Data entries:
::::::::::

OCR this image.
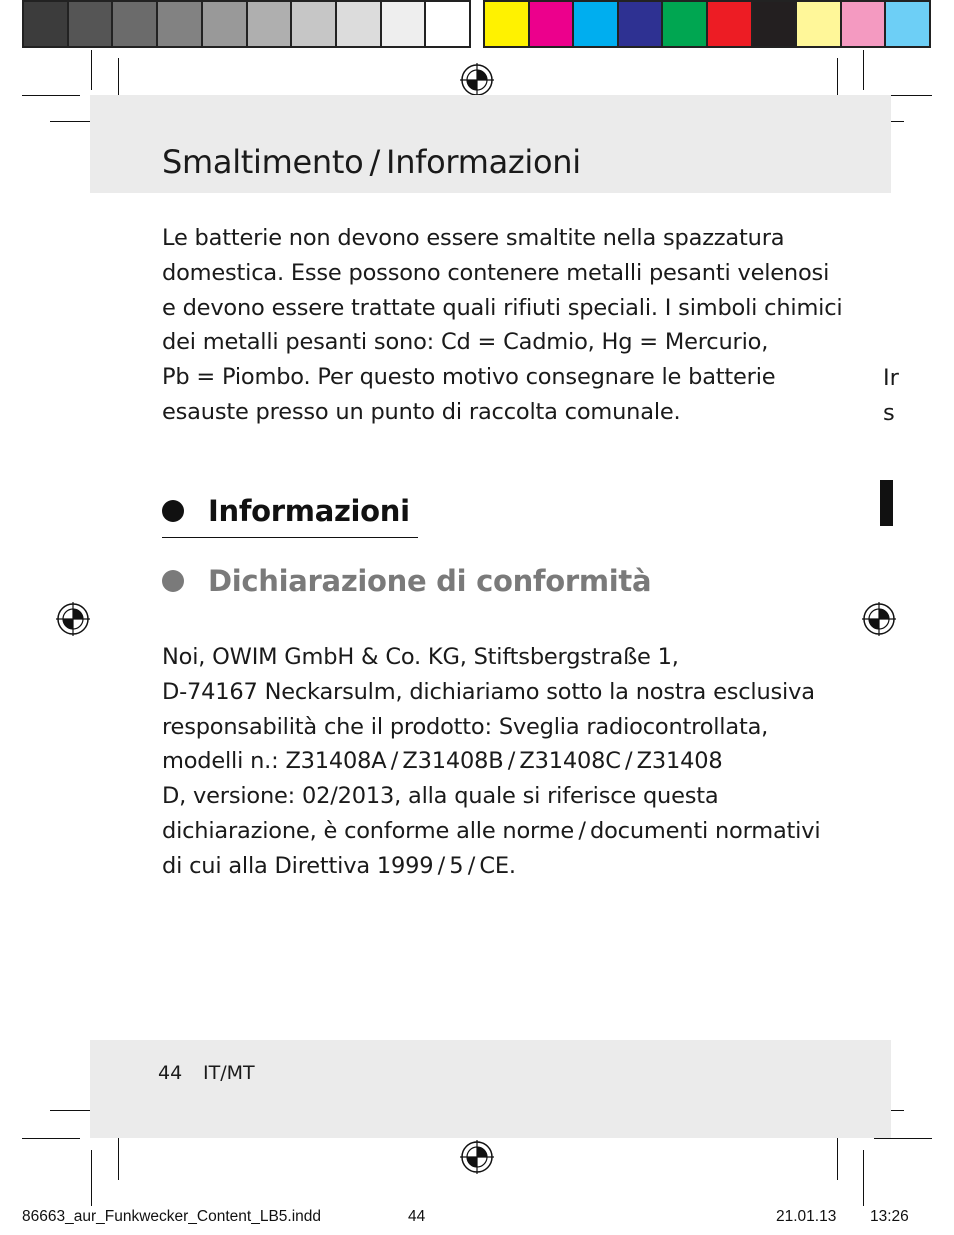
Smaltimento / Informazioni

Le batterie non devono essere smaltite nella spazzatura
domestica. Esse possono contenere metalli pesanti velenosi
e devono essere trattate quali rifiuti speciali. I simboli chimici
dei metalli pesanti sono: Cd = Cadmio, Hg = Mercurio,
Pb = Piombo. Per questo motivo consegnare le batterie
esauste presso un punto di raccolta comunale.

Ir
s
Informazioni
Dichiarazione di conformità

Noi, OWIM GmbH & Co. KG, Stiftsbergstraße 1,
D-74167 Neckarsulm, dichiariamo sotto la nostra esclusiva
responsabilità che il prodotto: Sveglia radiocontrollata,
modelli n.: Z31408A / Z31408B / Z31408C / Z31408
D, versione: 02/2013, alla quale si riferisce questa
dichiarazione, è conforme alle norme / documenti normativi
di cui alla Direttiva 1999 / 5 / CE.

44 IT/MT
86663_aur_Funkwecker_Content_LB5.indd	44	21.01.13 13:26
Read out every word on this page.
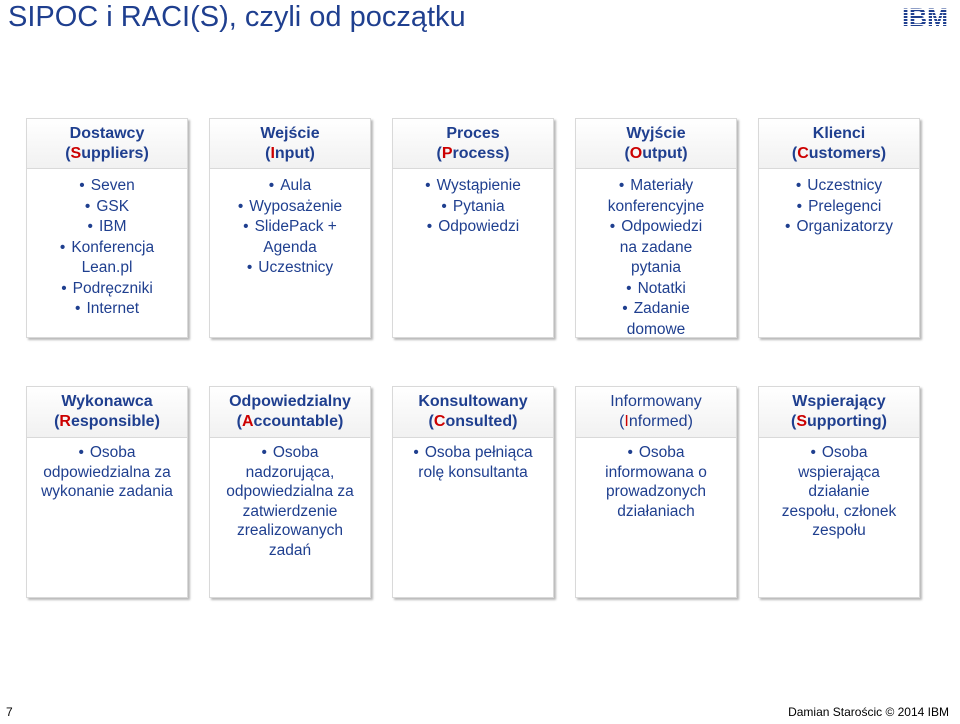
SIPOC i RACI(S), czyli od początku	IBM
Dostawcy
(Suppliers)

• Seven

• GSK

• IBM

• Konferencja Lean.pl

• Podręczniki

• Internet

Wejście
(Input)

• Aula

• Wyposażenie

• SlidePack + Agenda

• Uczestnicy

Proces
(Process)

• Wystąpienie

• Pytania

• Odpowiedzi

Wyjście
(Output)

• Materiały konferencyjne

• Odpowiedzi na zadane pytania

• Notatki

• Zadanie domowe

Klienci
(Customers)

• Uczestnicy

• Prelegenci

• Organizatorzy

Wykonawca
(Responsible)

• Osoba odpowiedzialna za wykonanie zadania

Odpowiedzialny
(Accountable)

• Osoba nadzorująca, odpowiedzialna za zatwierdzenie zrealizowanych zadań

Konsultowany
(Consulted)

• Osoba pełniąca rolę konsultanta

Informowany
(Informed)

• Osoba informowana o prowadzonych działaniach

Wspierający
(Supporting)

• Osoba wspierająca działanie zespołu, członek zespołu

7	Damian Starościc © 2014 IBM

::::::::::

Short problem: Leave out the pictures and print each record exactly as it stands.

Exercise result:
OCR this image.
Smaltimento / Informazioni

Le batterie non devono essere smaltite nella spazzatura
domestica. Esse possono contenere metalli pesanti velenosi
e devono essere trattate quali rifiuti speciali. I simboli chimici
dei metalli pesanti sono: Cd = Cadmio, Hg = Mercurio,
Pb = Piombo. Per questo motivo consegnare le batterie
esauste presso un punto di raccolta comunale.

Ir
s
Informazioni
Dichiarazione di conformità

Noi, OWIM GmbH & Co. KG, Stiftsbergstraße 1,
D-74167 Neckarsulm, dichiariamo sotto la nostra esclusiva
responsabilità che il prodotto: Sveglia radiocontrollata,
modelli n.: Z31408A / Z31408B / Z31408C / Z31408
D, versione: 02/2013, alla quale si riferisce questa
dichiarazione, è conforme alle norme / documenti normativi
di cui alla Direttiva 1999 / 5 / CE.

44 IT/MT
86663_aur_Funkwecker_Content_LB5.indd	44	21.01.13 13:26
Read out every word on this page.
SIPOC i RACI(S), czyli od początku	IBM
Dostawcy
(Suppliers)

• Seven

• GSK

• IBM

• Konferencja Lean.pl

• Podręczniki

• Internet

Wejście
(Input)

• Aula

• Wyposażenie

• SlidePack + Agenda

• Uczestnicy

Proces
(Process)

• Wystąpienie

• Pytania

• Odpowiedzi

Wyjście
(Output)

• Materiały konferencyjne

• Odpowiedzi na zadane pytania

• Notatki

• Zadanie domowe

Klienci
(Customers)

• Uczestnicy

• Prelegenci

• Organizatorzy

Wykonawca
(Responsible)

• Osoba odpowiedzialna za wykonanie zadania

Odpowiedzialny
(Accountable)

• Osoba nadzorująca, odpowiedzialna za zatwierdzenie zrealizowanych zadań

Konsultowany
(Consulted)

• Osoba pełniąca rolę konsultanta

Informowany
(Informed)

• Osoba informowana o prowadzonych działaniach

Wspierający
(Supporting)

• Osoba wspierająca działanie zespołu, członek zespołu

7	Damian Starościc © 2014 IBM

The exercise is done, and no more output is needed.